What to do: In the listing below, find every line containing "JSON" and copy it out.

================

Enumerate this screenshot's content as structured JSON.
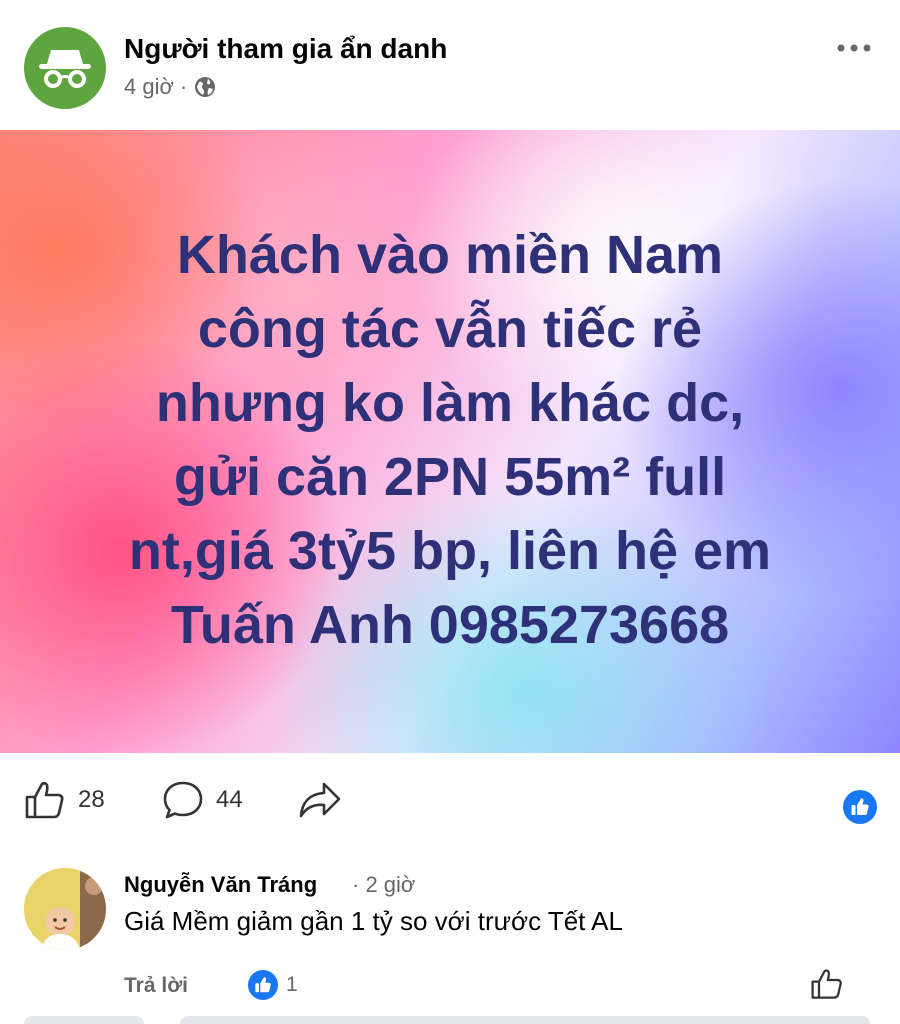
{
  "post": {
    "author": "Người tham gia ẩn danh",
    "time": "4 giờ",
    "separator": "·",
    "text": "Khách vào miền Nam\ncông tác vẫn tiếc rẻ\nnhưng ko làm khác dc,\ngửi căn 2PN 55m² full\nnt,giá 3tỷ5 bp, liên hệ em\nTuấn Anh 0985273668",
    "text_color": "#2e3078"
  },
  "actions": {
    "like_count": "28",
    "comment_count": "44"
  },
  "comment": {
    "author": "Nguyễn Văn Tráng",
    "time": "· 2 giờ",
    "text": "Giá Mềm giảm gần 1 tỷ so với trước Tết AL",
    "reply_label": "Trả lời",
    "reaction_count": "1"
  },
  "colors": {
    "accent": "#1877f2",
    "anon_avatar": "#5ea53f",
    "secondary_text": "#65676b"
  },
  "icons": [
    "incognito-icon",
    "globe-icon",
    "more-icon",
    "like-icon",
    "comment-icon",
    "share-icon",
    "like-reaction-icon"
  ]
}
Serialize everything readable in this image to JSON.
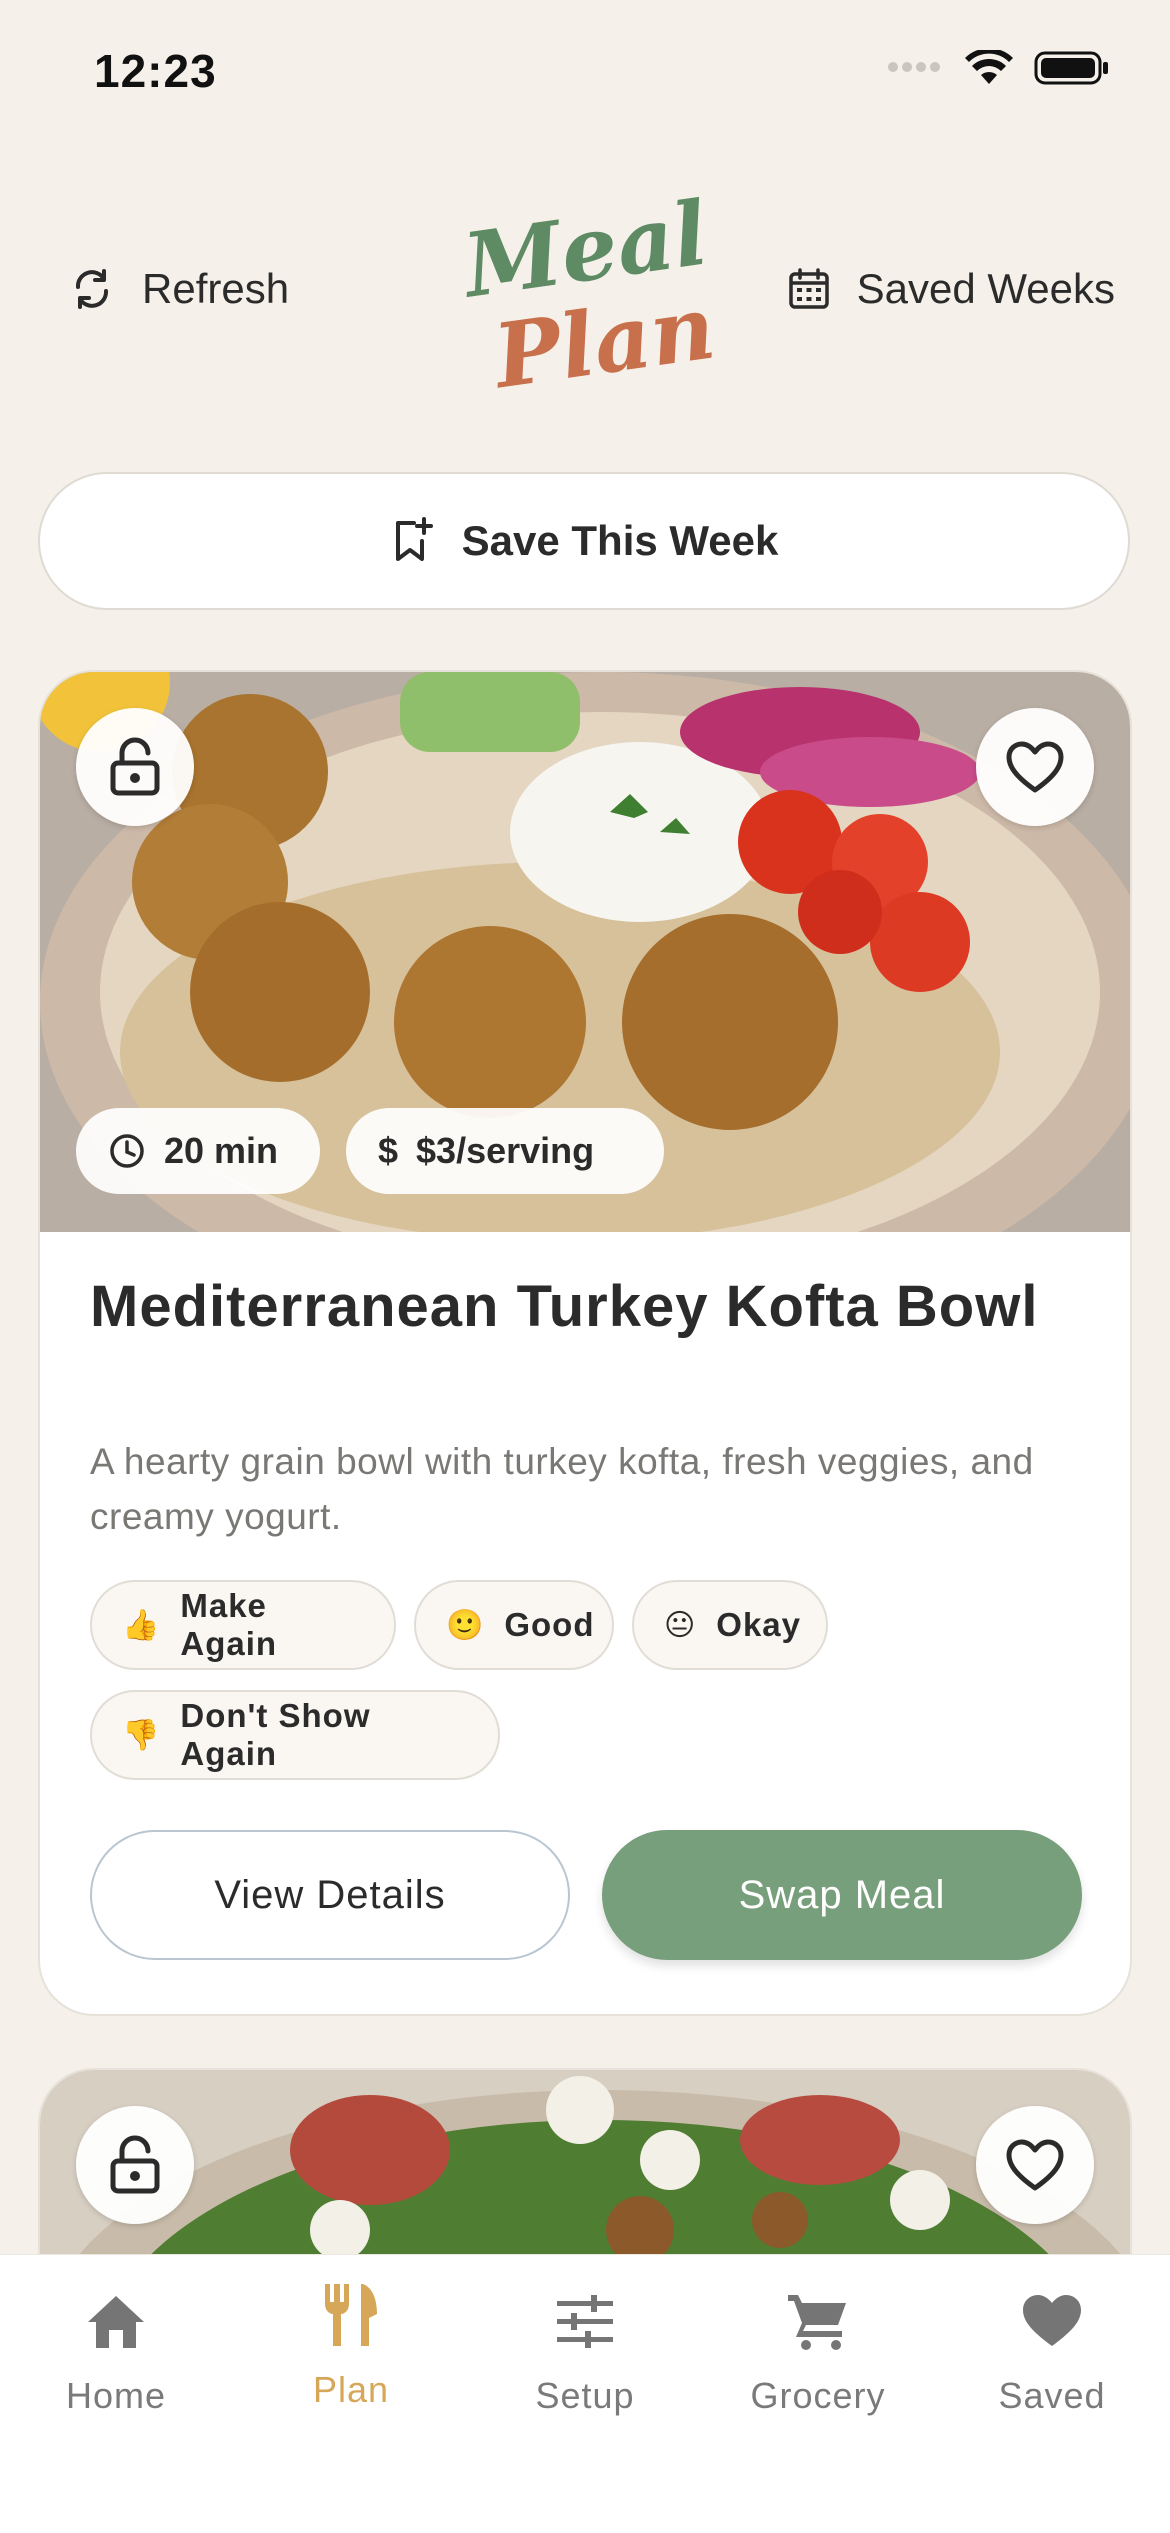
{
  "status_bar": {
    "time": "12:23"
  },
  "header": {
    "refresh_label": "Refresh",
    "logo_line1": "Meal",
    "logo_line2": "Plan",
    "saved_weeks_label": "Saved Weeks"
  },
  "save_week": {
    "label": "Save This Week"
  },
  "meal_card": {
    "time": "20 min",
    "cost": "$3/serving",
    "title": "Mediterranean Turkey Kofta Bowl",
    "description": "A hearty grain bowl with turkey kofta, fresh veggies, and creamy yogurt.",
    "ratings": [
      {
        "emoji": "👍",
        "label": "Make Again"
      },
      {
        "emoji": "🙂",
        "label": "Good"
      },
      {
        "emoji": "😐",
        "label": "Okay"
      },
      {
        "emoji": "👎",
        "label": "Don't Show Again"
      }
    ],
    "view_details_label": "View Details",
    "swap_meal_label": "Swap Meal"
  },
  "tabs": [
    {
      "label": "Home",
      "icon": "home-icon"
    },
    {
      "label": "Plan",
      "icon": "fork-knife-icon",
      "active": true
    },
    {
      "label": "Setup",
      "icon": "sliders-icon"
    },
    {
      "label": "Grocery",
      "icon": "cart-icon"
    },
    {
      "label": "Saved",
      "icon": "heart-icon"
    }
  ],
  "colors": {
    "background": "#f5f1ea",
    "primary_green": "#789f7b",
    "logo_green": "#5f8b64",
    "logo_orange": "#c86f4c",
    "active_tab": "#d6a758"
  }
}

================

Exercise result:
Enumerate this screenshot's content as structured JSON.
Serialize everything readable in this image to JSON.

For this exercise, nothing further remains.